What is asked -
Render the material again word for word, skipping the pictures in it.

Records excerpted from a collection
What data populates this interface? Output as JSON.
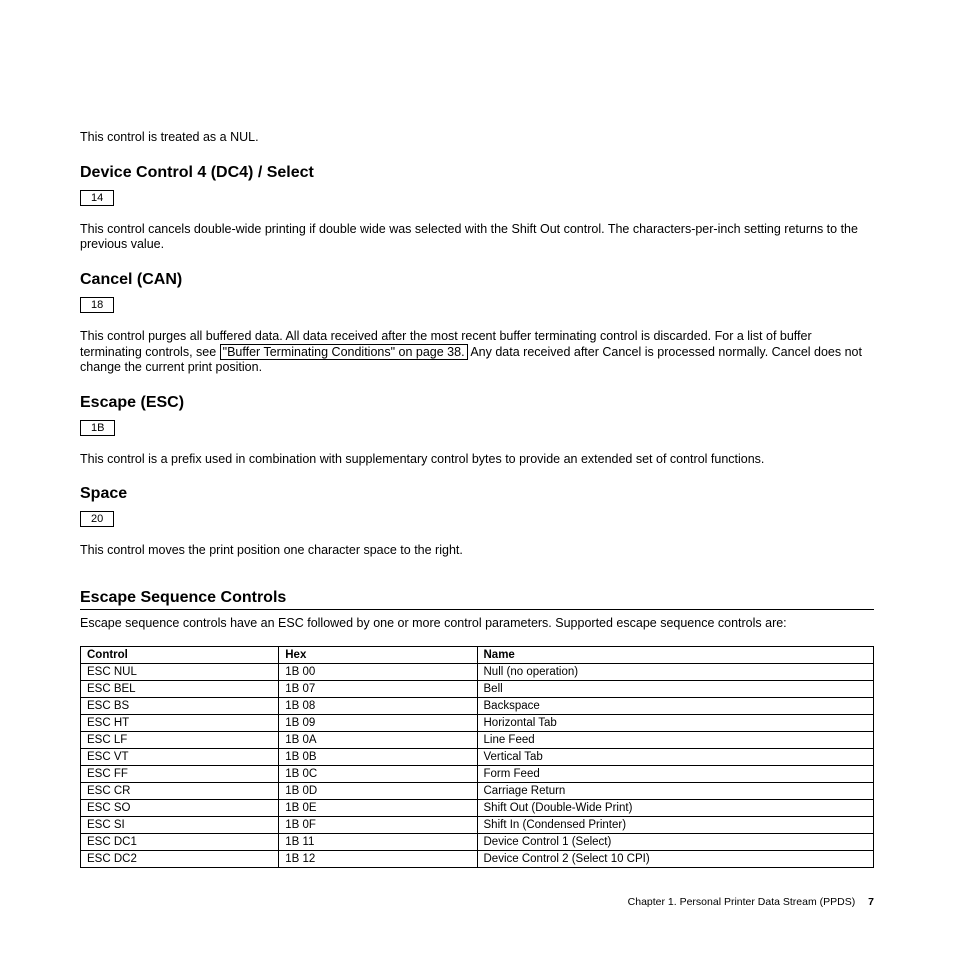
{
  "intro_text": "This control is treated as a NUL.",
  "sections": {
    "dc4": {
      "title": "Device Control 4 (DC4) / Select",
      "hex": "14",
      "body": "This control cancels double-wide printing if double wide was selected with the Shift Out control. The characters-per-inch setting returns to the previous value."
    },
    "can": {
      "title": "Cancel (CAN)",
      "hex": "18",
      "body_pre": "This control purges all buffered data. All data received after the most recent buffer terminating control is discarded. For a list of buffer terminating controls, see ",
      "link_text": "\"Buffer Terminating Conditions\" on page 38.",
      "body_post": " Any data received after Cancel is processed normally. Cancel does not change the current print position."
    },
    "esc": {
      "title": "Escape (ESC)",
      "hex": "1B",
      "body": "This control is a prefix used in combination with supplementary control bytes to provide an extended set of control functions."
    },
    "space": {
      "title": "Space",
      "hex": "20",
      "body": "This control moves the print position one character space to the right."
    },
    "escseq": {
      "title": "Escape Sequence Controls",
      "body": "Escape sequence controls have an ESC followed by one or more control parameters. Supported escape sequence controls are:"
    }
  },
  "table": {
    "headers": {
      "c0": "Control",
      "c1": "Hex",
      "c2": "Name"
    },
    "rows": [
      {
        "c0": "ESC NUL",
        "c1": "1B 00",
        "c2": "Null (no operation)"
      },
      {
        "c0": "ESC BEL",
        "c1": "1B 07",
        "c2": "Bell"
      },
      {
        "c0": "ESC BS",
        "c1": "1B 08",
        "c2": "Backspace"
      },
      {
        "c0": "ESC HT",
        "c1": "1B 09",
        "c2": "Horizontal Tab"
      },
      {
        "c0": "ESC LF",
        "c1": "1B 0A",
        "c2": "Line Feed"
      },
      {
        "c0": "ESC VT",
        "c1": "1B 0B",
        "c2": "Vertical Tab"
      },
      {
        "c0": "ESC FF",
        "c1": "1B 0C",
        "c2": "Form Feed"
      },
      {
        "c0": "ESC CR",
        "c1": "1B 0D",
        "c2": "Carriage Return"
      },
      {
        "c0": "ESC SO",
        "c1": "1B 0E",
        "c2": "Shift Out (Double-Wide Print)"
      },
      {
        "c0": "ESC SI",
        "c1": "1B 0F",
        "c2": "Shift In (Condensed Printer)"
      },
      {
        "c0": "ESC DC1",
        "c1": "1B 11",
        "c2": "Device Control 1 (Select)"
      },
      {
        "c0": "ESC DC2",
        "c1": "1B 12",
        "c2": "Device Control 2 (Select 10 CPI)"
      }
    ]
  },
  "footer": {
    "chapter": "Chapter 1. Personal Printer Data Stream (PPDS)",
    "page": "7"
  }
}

Full solution -
What data populates this interface? Output as JSON.
{
  "intro_text": "This control is treated as a NUL.",
  "sections": {
    "dc4": {
      "title": "Device Control 4 (DC4) / Select",
      "hex": "14",
      "body": "This control cancels double-wide printing if double wide was selected with the Shift Out control. The characters-per-inch setting returns to the previous value."
    },
    "can": {
      "title": "Cancel (CAN)",
      "hex": "18",
      "body_pre": "This control purges all buffered data. All data received after the most recent buffer terminating control is discarded. For a list of buffer terminating controls, see ",
      "link_text": "\"Buffer Terminating Conditions\" on page 38.",
      "body_post": " Any data received after Cancel is processed normally. Cancel does not change the current print position."
    },
    "esc": {
      "title": "Escape (ESC)",
      "hex": "1B",
      "body": "This control is a prefix used in combination with supplementary control bytes to provide an extended set of control functions."
    },
    "space": {
      "title": "Space",
      "hex": "20",
      "body": "This control moves the print position one character space to the right."
    },
    "escseq": {
      "title": "Escape Sequence Controls",
      "body": "Escape sequence controls have an ESC followed by one or more control parameters. Supported escape sequence controls are:"
    }
  },
  "table": {
    "headers": {
      "c0": "Control",
      "c1": "Hex",
      "c2": "Name"
    },
    "rows": [
      {
        "c0": "ESC NUL",
        "c1": "1B 00",
        "c2": "Null (no operation)"
      },
      {
        "c0": "ESC BEL",
        "c1": "1B 07",
        "c2": "Bell"
      },
      {
        "c0": "ESC BS",
        "c1": "1B 08",
        "c2": "Backspace"
      },
      {
        "c0": "ESC HT",
        "c1": "1B 09",
        "c2": "Horizontal Tab"
      },
      {
        "c0": "ESC LF",
        "c1": "1B 0A",
        "c2": "Line Feed"
      },
      {
        "c0": "ESC VT",
        "c1": "1B 0B",
        "c2": "Vertical Tab"
      },
      {
        "c0": "ESC FF",
        "c1": "1B 0C",
        "c2": "Form Feed"
      },
      {
        "c0": "ESC CR",
        "c1": "1B 0D",
        "c2": "Carriage Return"
      },
      {
        "c0": "ESC SO",
        "c1": "1B 0E",
        "c2": "Shift Out (Double-Wide Print)"
      },
      {
        "c0": "ESC SI",
        "c1": "1B 0F",
        "c2": "Shift In (Condensed Printer)"
      },
      {
        "c0": "ESC DC1",
        "c1": "1B 11",
        "c2": "Device Control 1 (Select)"
      },
      {
        "c0": "ESC DC2",
        "c1": "1B 12",
        "c2": "Device Control 2 (Select 10 CPI)"
      }
    ]
  },
  "footer": {
    "chapter": "Chapter 1. Personal Printer Data Stream (PPDS)",
    "page": "7"
  }
}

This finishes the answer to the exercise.